▶ [Raw records]:
───

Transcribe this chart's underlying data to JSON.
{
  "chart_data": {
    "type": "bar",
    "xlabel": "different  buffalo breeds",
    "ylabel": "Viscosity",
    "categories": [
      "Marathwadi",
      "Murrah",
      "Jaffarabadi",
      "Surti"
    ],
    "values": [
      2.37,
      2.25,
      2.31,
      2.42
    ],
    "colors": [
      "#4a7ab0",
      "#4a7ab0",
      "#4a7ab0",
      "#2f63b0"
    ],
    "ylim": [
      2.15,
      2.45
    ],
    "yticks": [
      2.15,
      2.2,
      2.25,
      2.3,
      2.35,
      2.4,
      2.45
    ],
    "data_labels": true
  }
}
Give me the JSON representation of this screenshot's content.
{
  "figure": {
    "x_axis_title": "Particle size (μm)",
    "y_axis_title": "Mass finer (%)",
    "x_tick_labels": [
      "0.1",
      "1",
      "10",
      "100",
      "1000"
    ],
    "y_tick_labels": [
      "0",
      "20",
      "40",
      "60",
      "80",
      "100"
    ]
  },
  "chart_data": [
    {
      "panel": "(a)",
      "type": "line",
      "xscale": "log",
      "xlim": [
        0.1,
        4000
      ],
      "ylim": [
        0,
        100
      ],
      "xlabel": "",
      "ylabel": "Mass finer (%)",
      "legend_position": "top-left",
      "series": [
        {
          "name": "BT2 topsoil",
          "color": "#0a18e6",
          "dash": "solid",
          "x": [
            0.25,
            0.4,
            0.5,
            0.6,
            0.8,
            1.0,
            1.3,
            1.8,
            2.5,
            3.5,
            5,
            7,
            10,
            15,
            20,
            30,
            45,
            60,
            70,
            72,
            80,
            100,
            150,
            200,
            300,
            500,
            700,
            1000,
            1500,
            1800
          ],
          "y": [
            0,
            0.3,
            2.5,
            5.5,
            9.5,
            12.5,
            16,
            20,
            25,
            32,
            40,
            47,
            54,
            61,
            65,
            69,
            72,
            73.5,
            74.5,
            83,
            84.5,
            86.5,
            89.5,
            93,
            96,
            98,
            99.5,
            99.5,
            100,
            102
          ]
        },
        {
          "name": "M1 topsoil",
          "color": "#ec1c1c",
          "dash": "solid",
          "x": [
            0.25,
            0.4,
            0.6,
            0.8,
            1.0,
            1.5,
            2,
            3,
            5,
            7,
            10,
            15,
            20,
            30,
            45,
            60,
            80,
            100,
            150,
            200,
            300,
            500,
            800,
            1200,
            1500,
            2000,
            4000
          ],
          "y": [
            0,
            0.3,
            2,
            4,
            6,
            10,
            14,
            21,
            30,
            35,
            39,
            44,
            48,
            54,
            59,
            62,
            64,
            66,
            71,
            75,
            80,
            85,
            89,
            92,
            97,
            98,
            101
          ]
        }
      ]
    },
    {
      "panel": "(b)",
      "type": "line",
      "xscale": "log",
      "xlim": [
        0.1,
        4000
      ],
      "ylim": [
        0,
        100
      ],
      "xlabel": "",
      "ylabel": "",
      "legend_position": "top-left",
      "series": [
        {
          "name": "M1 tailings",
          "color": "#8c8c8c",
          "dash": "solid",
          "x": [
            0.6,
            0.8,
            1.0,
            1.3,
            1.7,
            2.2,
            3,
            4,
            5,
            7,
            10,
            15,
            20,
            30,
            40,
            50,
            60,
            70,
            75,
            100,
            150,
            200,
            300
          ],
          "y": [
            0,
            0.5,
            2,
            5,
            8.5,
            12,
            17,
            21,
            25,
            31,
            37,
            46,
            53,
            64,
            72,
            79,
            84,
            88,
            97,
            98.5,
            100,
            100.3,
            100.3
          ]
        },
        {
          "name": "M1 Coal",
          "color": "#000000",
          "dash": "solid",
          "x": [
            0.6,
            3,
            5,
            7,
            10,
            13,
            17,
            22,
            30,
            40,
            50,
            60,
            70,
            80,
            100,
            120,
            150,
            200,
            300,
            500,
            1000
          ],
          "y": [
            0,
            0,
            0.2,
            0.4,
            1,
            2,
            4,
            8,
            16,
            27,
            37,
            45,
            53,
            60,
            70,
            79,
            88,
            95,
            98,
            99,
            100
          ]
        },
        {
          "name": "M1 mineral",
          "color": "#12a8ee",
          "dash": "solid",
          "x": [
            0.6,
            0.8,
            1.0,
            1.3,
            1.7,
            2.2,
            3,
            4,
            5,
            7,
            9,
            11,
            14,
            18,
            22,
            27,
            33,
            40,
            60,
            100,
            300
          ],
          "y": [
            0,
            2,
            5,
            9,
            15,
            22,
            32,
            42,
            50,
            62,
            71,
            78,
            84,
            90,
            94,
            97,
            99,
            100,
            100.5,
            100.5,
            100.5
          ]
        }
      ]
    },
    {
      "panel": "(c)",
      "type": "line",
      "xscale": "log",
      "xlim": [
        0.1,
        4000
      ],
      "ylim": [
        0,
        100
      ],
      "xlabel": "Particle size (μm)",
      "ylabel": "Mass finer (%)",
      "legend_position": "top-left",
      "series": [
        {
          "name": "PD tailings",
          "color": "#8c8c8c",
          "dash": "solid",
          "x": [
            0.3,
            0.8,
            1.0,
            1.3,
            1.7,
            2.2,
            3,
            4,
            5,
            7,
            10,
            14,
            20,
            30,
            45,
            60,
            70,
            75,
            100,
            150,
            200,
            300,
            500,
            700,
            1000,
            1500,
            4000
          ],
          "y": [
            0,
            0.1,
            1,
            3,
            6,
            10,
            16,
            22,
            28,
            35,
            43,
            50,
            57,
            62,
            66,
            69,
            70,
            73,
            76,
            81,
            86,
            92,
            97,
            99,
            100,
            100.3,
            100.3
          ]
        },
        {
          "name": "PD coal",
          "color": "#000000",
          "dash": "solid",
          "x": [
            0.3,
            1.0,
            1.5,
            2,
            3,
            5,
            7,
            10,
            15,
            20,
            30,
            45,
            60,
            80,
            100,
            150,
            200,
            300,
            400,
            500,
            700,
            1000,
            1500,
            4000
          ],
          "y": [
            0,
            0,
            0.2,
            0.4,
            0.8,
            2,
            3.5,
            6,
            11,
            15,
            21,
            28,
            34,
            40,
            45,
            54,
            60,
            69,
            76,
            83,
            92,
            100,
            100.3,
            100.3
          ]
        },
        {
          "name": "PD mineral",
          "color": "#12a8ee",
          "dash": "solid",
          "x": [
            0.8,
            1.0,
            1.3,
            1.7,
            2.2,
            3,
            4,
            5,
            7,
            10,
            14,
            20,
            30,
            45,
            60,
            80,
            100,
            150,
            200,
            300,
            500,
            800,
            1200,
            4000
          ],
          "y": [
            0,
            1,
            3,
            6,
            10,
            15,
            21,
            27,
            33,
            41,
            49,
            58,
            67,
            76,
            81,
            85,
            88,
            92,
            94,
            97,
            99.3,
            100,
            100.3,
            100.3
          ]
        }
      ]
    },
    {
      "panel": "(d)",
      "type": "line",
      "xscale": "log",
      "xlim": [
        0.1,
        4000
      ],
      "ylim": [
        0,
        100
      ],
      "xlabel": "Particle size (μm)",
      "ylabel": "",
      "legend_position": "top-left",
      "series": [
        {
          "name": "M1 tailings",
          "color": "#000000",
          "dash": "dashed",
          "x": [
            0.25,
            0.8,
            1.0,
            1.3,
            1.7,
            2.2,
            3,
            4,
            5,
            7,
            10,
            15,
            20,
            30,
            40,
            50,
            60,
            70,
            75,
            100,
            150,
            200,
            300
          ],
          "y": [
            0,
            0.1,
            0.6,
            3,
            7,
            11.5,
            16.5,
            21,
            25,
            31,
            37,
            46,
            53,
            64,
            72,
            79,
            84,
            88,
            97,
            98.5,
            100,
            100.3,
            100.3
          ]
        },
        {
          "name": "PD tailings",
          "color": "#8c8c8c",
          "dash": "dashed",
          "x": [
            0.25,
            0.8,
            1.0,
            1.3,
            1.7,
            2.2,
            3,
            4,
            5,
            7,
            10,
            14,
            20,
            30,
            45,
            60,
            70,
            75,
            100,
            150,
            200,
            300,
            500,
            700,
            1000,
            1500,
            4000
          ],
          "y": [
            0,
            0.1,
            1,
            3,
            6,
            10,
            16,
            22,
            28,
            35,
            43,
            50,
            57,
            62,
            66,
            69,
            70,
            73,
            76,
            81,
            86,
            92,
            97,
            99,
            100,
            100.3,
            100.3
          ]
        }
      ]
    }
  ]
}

───

▶ [Required work]:
Copy each line that contains the word "this".

▶ [Task result]:
Transcribe this chart's underlying data to JSON.
Give me the JSON representation of this screenshot's content.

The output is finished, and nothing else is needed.